Items from a dataset:
· · · · · · ·

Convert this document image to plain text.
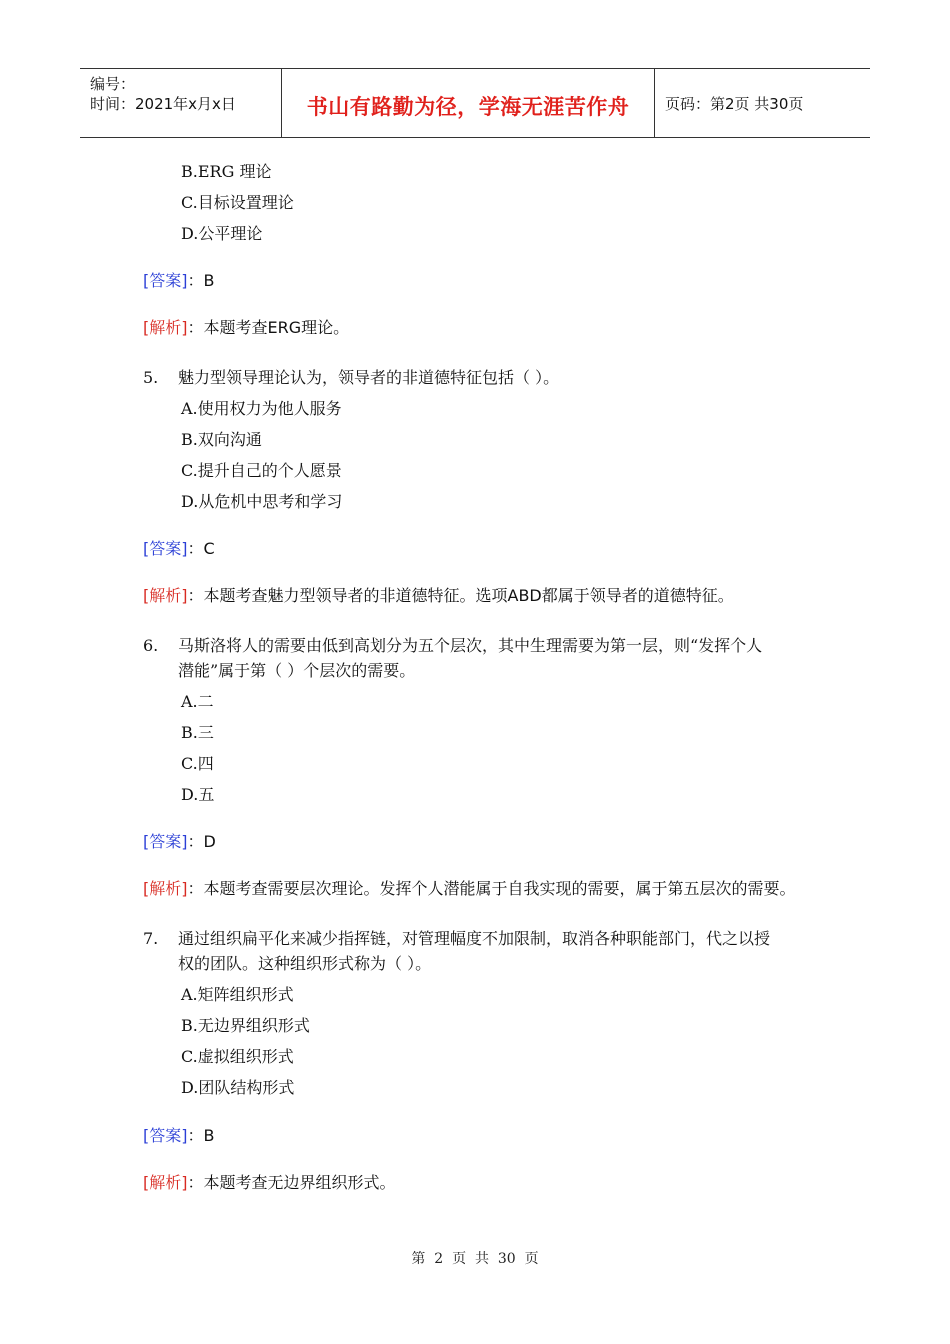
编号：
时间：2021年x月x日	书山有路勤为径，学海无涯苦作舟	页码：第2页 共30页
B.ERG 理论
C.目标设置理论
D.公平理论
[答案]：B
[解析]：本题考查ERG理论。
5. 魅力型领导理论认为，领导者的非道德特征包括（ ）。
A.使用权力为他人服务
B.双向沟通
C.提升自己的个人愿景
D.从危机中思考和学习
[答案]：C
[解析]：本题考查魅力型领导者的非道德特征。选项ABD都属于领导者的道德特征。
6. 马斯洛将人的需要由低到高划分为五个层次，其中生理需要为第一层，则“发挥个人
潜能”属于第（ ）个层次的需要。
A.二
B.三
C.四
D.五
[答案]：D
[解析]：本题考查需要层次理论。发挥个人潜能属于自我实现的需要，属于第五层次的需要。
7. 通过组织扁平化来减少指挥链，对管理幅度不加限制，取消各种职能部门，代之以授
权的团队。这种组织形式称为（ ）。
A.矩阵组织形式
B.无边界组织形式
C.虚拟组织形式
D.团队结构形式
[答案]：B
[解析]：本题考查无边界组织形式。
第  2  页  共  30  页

· · · · · · ·

**Given instruction:** Leave the pictures out and output the rest of the listing exactly.

**Solution:**
Convert this document image to plain text.
编号：
时间：2021年x月x日	书山有路勤为径，学海无涯苦作舟	页码：第2页 共30页
B.ERG 理论
C.目标设置理论
D.公平理论
[答案]：B
[解析]：本题考查ERG理论。
5. 魅力型领导理论认为，领导者的非道德特征包括（ ）。
A.使用权力为他人服务
B.双向沟通
C.提升自己的个人愿景
D.从危机中思考和学习
[答案]：C
[解析]：本题考查魅力型领导者的非道德特征。选项ABD都属于领导者的道德特征。
6. 马斯洛将人的需要由低到高划分为五个层次，其中生理需要为第一层，则“发挥个人
潜能”属于第（ ）个层次的需要。
A.二
B.三
C.四
D.五
[答案]：D
[解析]：本题考查需要层次理论。发挥个人潜能属于自我实现的需要，属于第五层次的需要。
7. 通过组织扁平化来减少指挥链，对管理幅度不加限制，取消各种职能部门，代之以授
权的团队。这种组织形式称为（ ）。
A.矩阵组织形式
B.无边界组织形式
C.虚拟组织形式
D.团队结构形式
[答案]：B
[解析]：本题考查无边界组织形式。
第  2  页  共  30  页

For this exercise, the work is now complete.